▸ **RECORDED INFORMATION**
§ §

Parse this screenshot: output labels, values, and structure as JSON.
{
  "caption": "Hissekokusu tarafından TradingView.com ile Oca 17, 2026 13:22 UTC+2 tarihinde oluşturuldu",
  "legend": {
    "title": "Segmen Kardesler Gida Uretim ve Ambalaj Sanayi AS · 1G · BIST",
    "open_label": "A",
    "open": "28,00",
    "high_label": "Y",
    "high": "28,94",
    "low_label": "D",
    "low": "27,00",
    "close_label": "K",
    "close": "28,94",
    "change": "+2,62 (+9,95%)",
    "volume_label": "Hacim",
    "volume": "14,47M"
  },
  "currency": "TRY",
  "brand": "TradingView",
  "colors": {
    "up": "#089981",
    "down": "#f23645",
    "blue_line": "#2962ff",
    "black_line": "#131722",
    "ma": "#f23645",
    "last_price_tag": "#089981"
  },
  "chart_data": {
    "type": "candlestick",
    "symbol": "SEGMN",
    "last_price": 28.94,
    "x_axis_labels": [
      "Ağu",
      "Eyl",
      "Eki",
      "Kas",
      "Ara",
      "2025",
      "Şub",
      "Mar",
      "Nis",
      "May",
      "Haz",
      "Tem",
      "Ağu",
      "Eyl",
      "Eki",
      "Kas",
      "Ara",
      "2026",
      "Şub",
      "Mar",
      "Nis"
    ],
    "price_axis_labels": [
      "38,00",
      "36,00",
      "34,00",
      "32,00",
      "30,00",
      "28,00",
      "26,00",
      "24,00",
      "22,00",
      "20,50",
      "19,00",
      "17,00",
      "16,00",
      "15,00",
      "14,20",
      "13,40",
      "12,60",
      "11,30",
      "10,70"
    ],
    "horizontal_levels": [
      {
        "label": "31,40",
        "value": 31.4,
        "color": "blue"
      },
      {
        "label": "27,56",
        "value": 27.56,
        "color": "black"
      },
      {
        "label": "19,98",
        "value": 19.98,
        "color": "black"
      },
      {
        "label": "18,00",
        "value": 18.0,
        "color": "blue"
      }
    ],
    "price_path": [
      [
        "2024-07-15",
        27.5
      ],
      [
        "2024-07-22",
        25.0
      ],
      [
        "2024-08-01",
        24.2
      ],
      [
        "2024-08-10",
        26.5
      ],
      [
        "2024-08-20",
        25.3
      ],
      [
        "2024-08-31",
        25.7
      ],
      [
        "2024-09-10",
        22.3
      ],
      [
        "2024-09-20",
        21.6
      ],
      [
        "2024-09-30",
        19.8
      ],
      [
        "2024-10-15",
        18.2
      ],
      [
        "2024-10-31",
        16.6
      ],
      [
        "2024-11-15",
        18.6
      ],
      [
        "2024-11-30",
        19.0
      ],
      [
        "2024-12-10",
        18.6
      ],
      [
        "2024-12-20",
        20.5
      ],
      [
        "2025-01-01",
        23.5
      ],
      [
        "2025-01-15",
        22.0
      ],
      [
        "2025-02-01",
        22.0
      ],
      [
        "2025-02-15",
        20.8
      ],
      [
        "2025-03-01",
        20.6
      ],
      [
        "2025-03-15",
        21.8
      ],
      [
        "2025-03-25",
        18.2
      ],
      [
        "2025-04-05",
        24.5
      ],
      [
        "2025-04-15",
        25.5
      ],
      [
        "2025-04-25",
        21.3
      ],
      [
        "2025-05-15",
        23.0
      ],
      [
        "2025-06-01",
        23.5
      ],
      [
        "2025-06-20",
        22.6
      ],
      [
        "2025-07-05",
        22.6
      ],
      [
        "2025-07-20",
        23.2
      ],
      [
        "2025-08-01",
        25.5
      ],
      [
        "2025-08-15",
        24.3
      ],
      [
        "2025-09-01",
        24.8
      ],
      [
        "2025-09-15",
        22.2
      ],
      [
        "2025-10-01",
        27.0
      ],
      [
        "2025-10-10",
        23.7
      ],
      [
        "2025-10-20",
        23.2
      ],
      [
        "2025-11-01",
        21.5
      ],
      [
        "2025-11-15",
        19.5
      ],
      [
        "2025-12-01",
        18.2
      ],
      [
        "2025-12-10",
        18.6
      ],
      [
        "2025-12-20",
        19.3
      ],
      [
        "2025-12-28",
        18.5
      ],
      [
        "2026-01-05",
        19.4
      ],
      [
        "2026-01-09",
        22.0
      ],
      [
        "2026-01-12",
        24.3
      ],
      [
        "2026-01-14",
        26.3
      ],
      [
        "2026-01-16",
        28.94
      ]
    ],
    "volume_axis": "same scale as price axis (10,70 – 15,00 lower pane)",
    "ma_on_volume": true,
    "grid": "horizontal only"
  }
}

§ §

▸ **TASK INSTRUCTIONS**
All records above must be set down exactly, please.

▸ **REPLY TO THE TASK**
Parse this screenshot: output labels, values, and structure as JSON.
{
  "caption": "Hissekokusu tarafından TradingView.com ile Oca 17, 2026 13:22 UTC+2 tarihinde oluşturuldu",
  "legend": {
    "title": "Segmen Kardesler Gida Uretim ve Ambalaj Sanayi AS · 1G · BIST",
    "open_label": "A",
    "open": "28,00",
    "high_label": "Y",
    "high": "28,94",
    "low_label": "D",
    "low": "27,00",
    "close_label": "K",
    "close": "28,94",
    "change": "+2,62 (+9,95%)",
    "volume_label": "Hacim",
    "volume": "14,47M"
  },
  "currency": "TRY",
  "brand": "TradingView",
  "colors": {
    "up": "#089981",
    "down": "#f23645",
    "blue_line": "#2962ff",
    "black_line": "#131722",
    "ma": "#f23645",
    "last_price_tag": "#089981"
  },
  "chart_data": {
    "type": "candlestick",
    "symbol": "SEGMN",
    "last_price": 28.94,
    "x_axis_labels": [
      "Ağu",
      "Eyl",
      "Eki",
      "Kas",
      "Ara",
      "2025",
      "Şub",
      "Mar",
      "Nis",
      "May",
      "Haz",
      "Tem",
      "Ağu",
      "Eyl",
      "Eki",
      "Kas",
      "Ara",
      "2026",
      "Şub",
      "Mar",
      "Nis"
    ],
    "price_axis_labels": [
      "38,00",
      "36,00",
      "34,00",
      "32,00",
      "30,00",
      "28,00",
      "26,00",
      "24,00",
      "22,00",
      "20,50",
      "19,00",
      "17,00",
      "16,00",
      "15,00",
      "14,20",
      "13,40",
      "12,60",
      "11,30",
      "10,70"
    ],
    "horizontal_levels": [
      {
        "label": "31,40",
        "value": 31.4,
        "color": "blue"
      },
      {
        "label": "27,56",
        "value": 27.56,
        "color": "black"
      },
      {
        "label": "19,98",
        "value": 19.98,
        "color": "black"
      },
      {
        "label": "18,00",
        "value": 18.0,
        "color": "blue"
      }
    ],
    "price_path": [
      [
        "2024-07-15",
        27.5
      ],
      [
        "2024-07-22",
        25.0
      ],
      [
        "2024-08-01",
        24.2
      ],
      [
        "2024-08-10",
        26.5
      ],
      [
        "2024-08-20",
        25.3
      ],
      [
        "2024-08-31",
        25.7
      ],
      [
        "2024-09-10",
        22.3
      ],
      [
        "2024-09-20",
        21.6
      ],
      [
        "2024-09-30",
        19.8
      ],
      [
        "2024-10-15",
        18.2
      ],
      [
        "2024-10-31",
        16.6
      ],
      [
        "2024-11-15",
        18.6
      ],
      [
        "2024-11-30",
        19.0
      ],
      [
        "2024-12-10",
        18.6
      ],
      [
        "2024-12-20",
        20.5
      ],
      [
        "2025-01-01",
        23.5
      ],
      [
        "2025-01-15",
        22.0
      ],
      [
        "2025-02-01",
        22.0
      ],
      [
        "2025-02-15",
        20.8
      ],
      [
        "2025-03-01",
        20.6
      ],
      [
        "2025-03-15",
        21.8
      ],
      [
        "2025-03-25",
        18.2
      ],
      [
        "2025-04-05",
        24.5
      ],
      [
        "2025-04-15",
        25.5
      ],
      [
        "2025-04-25",
        21.3
      ],
      [
        "2025-05-15",
        23.0
      ],
      [
        "2025-06-01",
        23.5
      ],
      [
        "2025-06-20",
        22.6
      ],
      [
        "2025-07-05",
        22.6
      ],
      [
        "2025-07-20",
        23.2
      ],
      [
        "2025-08-01",
        25.5
      ],
      [
        "2025-08-15",
        24.3
      ],
      [
        "2025-09-01",
        24.8
      ],
      [
        "2025-09-15",
        22.2
      ],
      [
        "2025-10-01",
        27.0
      ],
      [
        "2025-10-10",
        23.7
      ],
      [
        "2025-10-20",
        23.2
      ],
      [
        "2025-11-01",
        21.5
      ],
      [
        "2025-11-15",
        19.5
      ],
      [
        "2025-12-01",
        18.2
      ],
      [
        "2025-12-10",
        18.6
      ],
      [
        "2025-12-20",
        19.3
      ],
      [
        "2025-12-28",
        18.5
      ],
      [
        "2026-01-05",
        19.4
      ],
      [
        "2026-01-09",
        22.0
      ],
      [
        "2026-01-12",
        24.3
      ],
      [
        "2026-01-14",
        26.3
      ],
      [
        "2026-01-16",
        28.94
      ]
    ],
    "volume_axis": "same scale as price axis (10,70 – 15,00 lower pane)",
    "ma_on_volume": true,
    "grid": "horizontal only"
  }
}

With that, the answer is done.